[Chart and figure data]
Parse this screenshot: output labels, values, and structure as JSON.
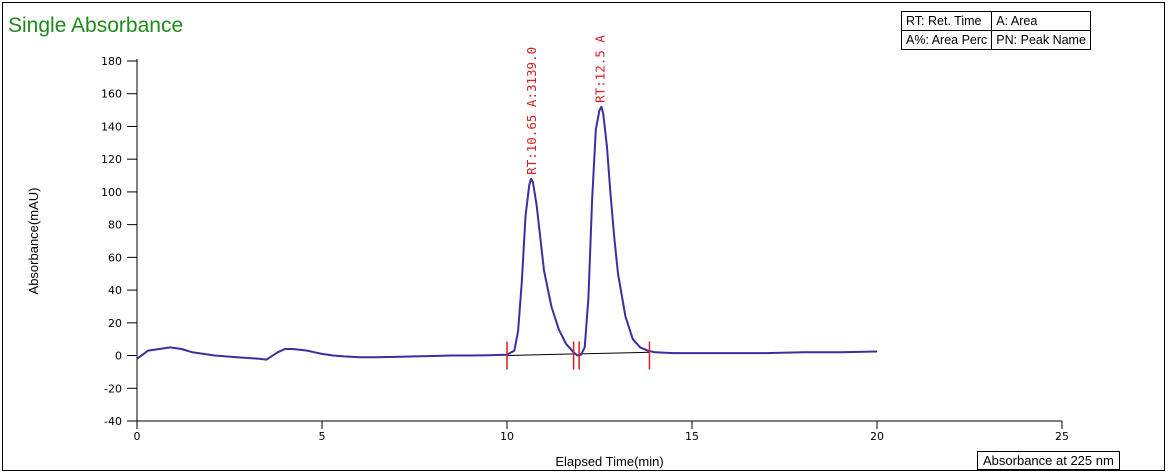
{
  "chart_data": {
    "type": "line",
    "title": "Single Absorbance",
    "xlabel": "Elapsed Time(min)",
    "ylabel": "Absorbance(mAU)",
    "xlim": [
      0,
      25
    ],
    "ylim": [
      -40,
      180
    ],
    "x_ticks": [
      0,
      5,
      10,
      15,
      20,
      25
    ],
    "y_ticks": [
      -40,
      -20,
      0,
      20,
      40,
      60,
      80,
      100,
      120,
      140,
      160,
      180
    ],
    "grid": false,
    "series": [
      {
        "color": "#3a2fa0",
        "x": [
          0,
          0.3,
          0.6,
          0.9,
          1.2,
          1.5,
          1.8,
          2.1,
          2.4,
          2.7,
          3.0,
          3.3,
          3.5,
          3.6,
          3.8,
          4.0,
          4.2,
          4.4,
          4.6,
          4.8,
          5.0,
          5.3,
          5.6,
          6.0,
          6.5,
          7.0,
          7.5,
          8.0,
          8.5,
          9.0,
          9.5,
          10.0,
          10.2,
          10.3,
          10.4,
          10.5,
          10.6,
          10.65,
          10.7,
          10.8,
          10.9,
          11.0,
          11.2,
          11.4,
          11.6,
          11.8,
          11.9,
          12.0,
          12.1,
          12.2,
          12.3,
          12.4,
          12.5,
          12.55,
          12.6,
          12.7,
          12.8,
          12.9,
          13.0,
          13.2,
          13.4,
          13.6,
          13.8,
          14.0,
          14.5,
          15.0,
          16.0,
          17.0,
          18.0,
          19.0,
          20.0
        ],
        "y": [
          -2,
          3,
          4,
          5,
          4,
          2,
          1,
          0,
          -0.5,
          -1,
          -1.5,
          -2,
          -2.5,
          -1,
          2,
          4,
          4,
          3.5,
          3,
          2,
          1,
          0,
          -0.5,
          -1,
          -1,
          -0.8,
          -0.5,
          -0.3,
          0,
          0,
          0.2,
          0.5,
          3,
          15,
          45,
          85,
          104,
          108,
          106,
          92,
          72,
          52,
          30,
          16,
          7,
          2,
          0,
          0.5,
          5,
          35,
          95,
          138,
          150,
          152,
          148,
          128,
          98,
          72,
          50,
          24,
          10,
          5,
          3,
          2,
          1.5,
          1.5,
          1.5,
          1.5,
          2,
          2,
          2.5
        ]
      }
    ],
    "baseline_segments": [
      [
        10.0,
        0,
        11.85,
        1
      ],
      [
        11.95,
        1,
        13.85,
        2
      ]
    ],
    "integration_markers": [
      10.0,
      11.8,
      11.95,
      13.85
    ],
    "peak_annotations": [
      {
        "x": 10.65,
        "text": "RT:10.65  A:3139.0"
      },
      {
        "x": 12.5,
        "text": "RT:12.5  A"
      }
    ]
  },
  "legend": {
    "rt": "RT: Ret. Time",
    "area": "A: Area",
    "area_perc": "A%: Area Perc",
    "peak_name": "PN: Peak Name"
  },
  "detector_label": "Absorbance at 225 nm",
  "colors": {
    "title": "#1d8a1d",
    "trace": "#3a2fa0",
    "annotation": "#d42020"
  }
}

==

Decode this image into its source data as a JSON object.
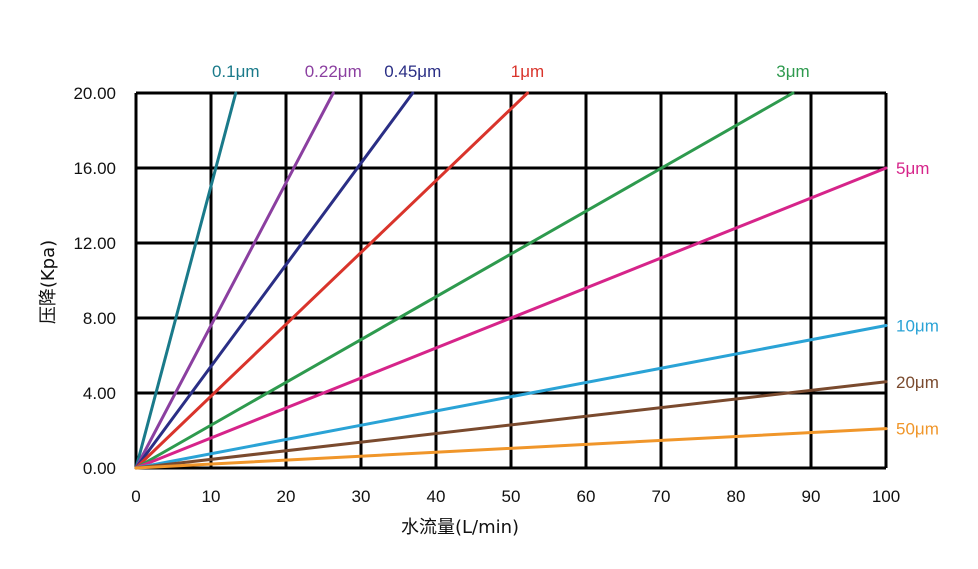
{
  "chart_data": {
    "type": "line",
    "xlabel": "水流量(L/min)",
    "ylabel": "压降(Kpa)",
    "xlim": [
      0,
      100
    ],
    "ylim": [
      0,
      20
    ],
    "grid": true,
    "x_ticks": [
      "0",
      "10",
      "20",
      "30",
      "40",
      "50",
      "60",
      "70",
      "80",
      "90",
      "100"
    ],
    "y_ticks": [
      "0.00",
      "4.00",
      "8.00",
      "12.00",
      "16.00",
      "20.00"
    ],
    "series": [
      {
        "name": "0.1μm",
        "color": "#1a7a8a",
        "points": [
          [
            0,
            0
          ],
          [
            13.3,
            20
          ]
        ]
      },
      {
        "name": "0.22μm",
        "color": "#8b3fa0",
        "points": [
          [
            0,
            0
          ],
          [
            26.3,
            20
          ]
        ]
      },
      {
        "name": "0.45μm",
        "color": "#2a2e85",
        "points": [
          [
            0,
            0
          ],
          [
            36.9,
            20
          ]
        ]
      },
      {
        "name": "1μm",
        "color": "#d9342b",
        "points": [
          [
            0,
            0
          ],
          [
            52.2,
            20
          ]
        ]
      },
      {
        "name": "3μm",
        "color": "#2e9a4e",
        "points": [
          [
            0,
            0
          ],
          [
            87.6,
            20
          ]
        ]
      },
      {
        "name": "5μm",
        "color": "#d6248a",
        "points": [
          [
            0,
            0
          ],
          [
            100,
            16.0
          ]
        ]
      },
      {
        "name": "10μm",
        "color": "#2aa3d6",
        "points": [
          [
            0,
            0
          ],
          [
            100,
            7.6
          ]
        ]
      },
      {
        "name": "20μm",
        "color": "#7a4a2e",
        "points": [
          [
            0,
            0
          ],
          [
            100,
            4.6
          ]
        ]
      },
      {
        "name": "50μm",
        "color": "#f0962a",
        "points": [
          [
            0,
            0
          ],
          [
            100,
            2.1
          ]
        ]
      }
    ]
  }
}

_Job_. Which lines hold the word "this"? Copy every one of them.

_Task response_.
Parse this screenshot: output labels, values, and structure as JSON.
Decode this image into its source data as a JSON object.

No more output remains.